◆ **WRITTEN INSTRUCTION**
Work out how many lines in the listing below include the word "conditioned". Give nothing but the number.

◆ **MATERIAL SHOWN**

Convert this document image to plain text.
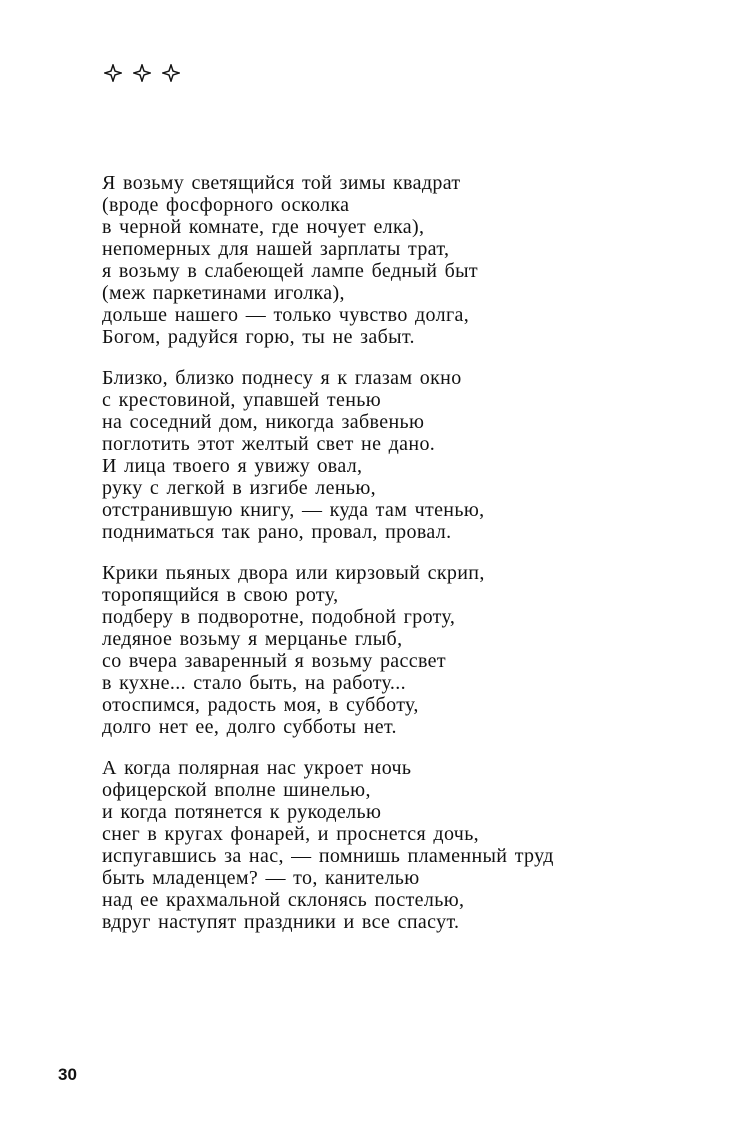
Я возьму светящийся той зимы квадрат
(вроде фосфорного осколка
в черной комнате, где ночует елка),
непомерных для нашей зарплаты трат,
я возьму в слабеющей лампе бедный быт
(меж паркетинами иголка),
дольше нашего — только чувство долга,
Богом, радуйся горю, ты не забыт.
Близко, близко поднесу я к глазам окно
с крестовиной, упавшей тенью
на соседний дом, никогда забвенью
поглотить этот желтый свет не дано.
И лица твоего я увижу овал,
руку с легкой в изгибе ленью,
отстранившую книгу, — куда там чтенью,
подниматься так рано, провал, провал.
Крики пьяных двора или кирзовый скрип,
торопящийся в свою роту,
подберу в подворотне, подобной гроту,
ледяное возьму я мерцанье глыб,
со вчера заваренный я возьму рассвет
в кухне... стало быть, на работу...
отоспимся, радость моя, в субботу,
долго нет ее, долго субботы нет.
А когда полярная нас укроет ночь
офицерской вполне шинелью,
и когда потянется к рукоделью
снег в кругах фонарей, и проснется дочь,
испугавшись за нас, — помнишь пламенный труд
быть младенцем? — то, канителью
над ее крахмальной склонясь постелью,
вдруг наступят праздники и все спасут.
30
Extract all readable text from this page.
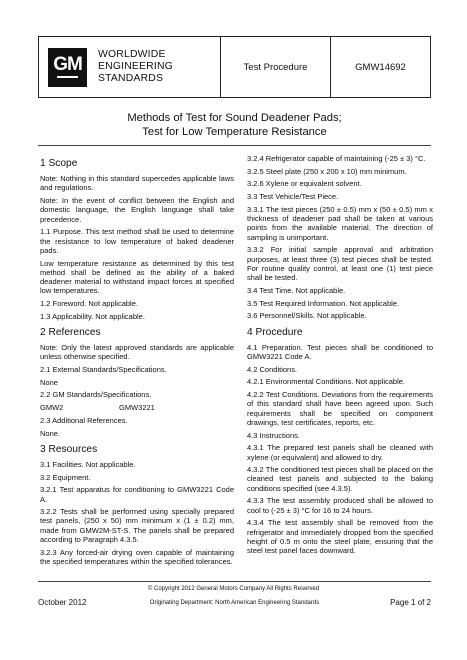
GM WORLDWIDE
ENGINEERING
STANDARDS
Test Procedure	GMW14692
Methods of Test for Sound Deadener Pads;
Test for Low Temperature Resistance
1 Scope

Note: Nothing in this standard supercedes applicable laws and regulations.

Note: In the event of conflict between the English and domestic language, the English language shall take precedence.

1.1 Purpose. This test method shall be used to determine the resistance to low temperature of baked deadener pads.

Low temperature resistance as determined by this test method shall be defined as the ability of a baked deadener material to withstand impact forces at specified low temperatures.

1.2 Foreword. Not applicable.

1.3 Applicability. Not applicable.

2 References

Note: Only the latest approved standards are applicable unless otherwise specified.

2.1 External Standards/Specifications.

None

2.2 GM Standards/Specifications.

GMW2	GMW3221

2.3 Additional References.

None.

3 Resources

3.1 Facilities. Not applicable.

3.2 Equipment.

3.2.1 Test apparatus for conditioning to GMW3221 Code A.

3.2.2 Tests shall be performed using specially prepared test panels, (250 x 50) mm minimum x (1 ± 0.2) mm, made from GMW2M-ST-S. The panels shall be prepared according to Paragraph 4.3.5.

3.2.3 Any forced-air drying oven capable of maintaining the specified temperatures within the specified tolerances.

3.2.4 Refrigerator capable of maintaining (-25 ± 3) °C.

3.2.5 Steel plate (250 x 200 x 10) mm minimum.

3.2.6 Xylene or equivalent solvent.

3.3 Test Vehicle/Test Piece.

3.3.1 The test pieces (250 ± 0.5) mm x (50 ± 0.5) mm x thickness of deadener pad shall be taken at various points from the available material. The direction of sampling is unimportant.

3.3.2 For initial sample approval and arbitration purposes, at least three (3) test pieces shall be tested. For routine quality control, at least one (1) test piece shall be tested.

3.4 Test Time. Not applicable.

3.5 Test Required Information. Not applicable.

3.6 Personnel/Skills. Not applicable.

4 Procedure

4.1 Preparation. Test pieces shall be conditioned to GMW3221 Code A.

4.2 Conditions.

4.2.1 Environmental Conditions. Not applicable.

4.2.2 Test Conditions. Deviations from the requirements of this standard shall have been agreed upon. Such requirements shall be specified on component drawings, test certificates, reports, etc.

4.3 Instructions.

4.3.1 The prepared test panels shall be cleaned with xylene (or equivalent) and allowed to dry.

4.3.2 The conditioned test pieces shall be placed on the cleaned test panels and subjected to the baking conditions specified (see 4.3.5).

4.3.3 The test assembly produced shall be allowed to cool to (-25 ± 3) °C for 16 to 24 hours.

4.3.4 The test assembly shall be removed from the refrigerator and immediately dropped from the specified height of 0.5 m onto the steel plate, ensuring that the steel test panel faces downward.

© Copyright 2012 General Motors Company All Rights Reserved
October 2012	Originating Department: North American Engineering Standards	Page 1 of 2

==

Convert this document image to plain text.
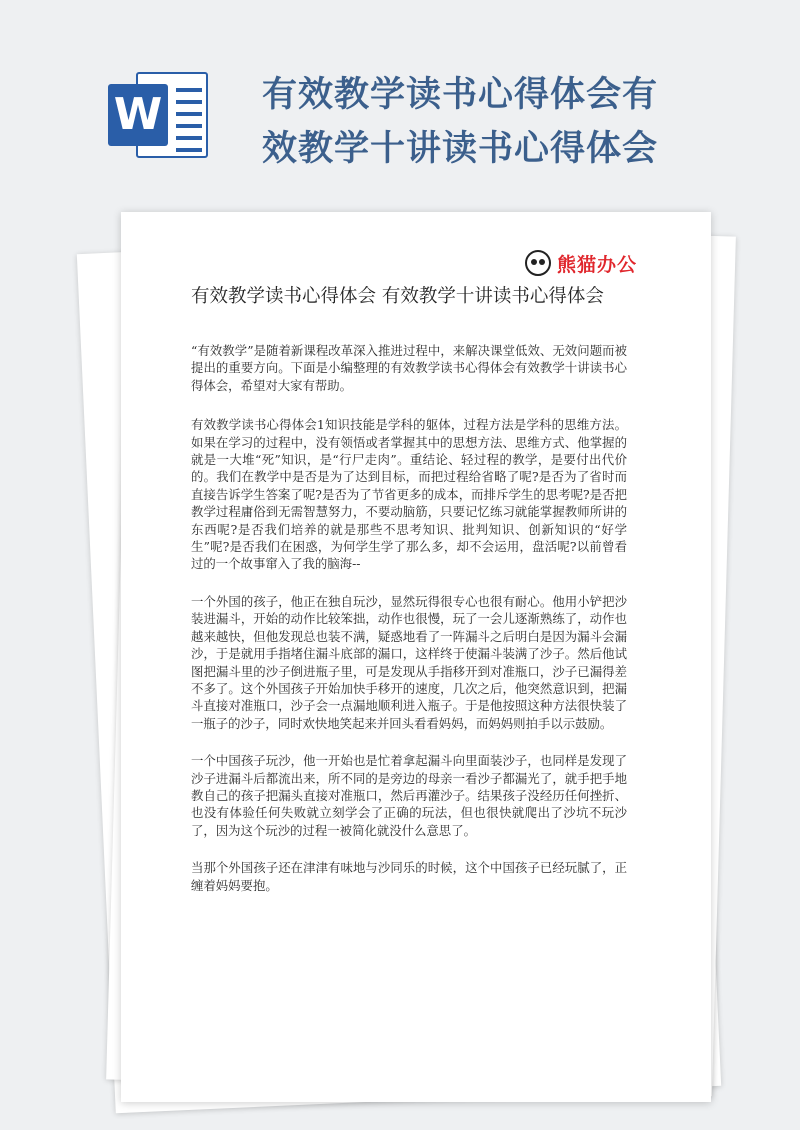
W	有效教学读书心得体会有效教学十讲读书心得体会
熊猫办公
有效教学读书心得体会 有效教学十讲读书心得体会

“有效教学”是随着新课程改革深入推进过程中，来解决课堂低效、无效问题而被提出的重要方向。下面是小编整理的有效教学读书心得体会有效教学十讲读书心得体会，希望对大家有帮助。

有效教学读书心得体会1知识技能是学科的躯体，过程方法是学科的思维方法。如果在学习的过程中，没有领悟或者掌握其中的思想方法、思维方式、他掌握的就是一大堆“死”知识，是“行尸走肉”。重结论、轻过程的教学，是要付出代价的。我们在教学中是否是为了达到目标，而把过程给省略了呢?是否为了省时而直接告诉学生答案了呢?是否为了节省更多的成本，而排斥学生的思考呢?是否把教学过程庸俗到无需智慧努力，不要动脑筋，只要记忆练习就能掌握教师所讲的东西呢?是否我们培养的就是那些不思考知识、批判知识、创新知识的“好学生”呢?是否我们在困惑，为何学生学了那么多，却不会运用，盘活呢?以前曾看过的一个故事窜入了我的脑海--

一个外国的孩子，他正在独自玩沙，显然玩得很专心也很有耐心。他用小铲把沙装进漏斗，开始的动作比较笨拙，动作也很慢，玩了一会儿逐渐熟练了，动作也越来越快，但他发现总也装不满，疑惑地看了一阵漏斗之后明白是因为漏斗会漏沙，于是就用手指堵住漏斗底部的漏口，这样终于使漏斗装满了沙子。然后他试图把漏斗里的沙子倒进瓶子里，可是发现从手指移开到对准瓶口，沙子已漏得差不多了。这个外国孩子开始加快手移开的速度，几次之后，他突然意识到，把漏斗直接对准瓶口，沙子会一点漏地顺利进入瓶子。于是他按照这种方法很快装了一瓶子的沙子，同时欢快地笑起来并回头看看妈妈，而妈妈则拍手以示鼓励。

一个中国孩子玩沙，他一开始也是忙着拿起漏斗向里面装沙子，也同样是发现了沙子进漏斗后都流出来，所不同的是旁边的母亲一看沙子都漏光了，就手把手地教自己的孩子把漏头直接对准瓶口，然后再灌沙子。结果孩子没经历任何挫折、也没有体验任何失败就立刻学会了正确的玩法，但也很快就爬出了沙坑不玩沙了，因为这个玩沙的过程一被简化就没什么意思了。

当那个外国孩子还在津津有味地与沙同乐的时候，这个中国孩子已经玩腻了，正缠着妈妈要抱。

◆ **OUTPUT FOR THIS TASK**
2